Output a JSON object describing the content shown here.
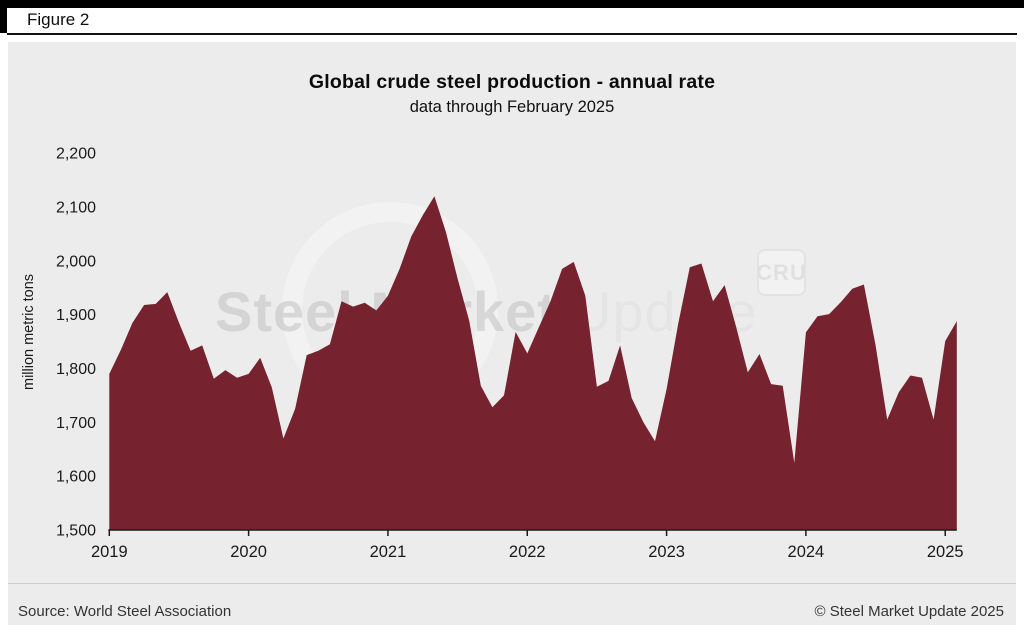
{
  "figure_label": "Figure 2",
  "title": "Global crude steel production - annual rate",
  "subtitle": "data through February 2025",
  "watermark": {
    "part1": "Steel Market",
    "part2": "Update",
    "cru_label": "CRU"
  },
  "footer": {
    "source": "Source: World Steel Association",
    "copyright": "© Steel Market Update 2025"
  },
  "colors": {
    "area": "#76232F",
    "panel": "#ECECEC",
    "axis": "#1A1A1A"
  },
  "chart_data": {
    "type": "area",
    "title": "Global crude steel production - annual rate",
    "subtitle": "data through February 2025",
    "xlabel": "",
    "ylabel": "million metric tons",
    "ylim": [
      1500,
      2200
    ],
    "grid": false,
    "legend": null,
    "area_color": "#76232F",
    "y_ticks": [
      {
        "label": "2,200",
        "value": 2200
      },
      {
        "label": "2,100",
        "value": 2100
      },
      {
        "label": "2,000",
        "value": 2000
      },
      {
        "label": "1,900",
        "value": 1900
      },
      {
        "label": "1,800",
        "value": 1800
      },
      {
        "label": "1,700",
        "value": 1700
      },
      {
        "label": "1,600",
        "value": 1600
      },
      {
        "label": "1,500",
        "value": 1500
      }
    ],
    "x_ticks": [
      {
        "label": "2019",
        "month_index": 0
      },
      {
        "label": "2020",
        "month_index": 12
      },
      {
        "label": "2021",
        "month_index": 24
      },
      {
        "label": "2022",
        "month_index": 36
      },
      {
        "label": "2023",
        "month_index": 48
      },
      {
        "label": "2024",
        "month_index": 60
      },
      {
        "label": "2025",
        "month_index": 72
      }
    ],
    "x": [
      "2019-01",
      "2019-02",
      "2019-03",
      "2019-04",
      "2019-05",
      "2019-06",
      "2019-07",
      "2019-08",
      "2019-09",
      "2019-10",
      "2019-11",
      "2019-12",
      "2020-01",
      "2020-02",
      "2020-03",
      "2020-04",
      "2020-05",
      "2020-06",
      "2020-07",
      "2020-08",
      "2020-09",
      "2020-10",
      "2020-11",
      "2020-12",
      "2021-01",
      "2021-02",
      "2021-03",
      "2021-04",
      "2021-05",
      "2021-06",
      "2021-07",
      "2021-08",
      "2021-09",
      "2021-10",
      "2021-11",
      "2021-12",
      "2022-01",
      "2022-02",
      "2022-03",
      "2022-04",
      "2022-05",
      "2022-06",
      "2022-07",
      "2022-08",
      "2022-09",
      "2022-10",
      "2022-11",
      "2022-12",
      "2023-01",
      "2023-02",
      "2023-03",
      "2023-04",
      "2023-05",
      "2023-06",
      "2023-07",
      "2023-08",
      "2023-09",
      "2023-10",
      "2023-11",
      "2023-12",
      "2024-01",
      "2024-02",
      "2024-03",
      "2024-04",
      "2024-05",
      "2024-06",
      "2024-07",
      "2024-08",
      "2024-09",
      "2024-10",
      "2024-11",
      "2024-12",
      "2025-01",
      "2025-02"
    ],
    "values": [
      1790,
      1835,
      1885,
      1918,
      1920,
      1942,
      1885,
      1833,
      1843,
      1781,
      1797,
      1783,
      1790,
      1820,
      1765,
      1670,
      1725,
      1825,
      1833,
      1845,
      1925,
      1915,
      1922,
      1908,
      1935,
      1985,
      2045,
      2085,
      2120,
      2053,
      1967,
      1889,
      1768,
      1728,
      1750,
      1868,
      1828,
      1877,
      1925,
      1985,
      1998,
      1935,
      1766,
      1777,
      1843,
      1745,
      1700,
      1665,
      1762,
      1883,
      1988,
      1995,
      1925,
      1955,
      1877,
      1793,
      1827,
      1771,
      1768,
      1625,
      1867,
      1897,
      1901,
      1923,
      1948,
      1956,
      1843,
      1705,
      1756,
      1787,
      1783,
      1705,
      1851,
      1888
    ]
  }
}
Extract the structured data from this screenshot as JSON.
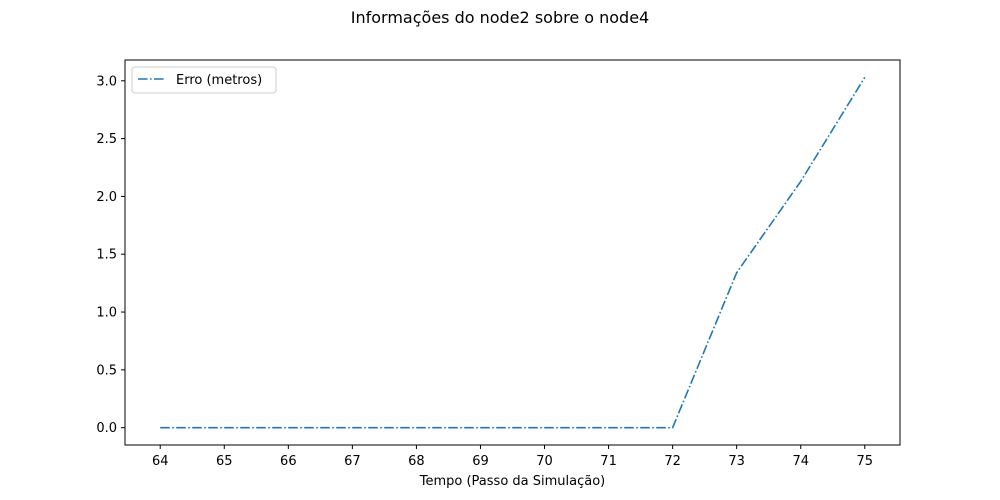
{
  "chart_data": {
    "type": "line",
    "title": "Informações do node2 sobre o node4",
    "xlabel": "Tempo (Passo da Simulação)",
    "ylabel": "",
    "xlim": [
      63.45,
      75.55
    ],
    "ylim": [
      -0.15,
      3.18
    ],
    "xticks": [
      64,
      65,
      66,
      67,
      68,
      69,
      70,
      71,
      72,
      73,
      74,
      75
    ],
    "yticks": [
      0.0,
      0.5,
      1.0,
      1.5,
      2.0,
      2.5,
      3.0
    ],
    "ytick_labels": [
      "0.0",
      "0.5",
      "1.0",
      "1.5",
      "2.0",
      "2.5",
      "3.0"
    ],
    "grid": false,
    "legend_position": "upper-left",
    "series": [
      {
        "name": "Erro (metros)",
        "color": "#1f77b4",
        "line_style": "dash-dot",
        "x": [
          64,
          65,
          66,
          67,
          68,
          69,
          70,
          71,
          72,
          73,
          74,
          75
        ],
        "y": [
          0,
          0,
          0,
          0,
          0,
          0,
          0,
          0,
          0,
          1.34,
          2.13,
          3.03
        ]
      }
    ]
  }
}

_ _ _

Instructions to follow: Copy each line above containing the string "annual".

Solution to this task:
  "title": "Global crude steel production - annual rate",
    "title": "Global crude steel production - annual rate",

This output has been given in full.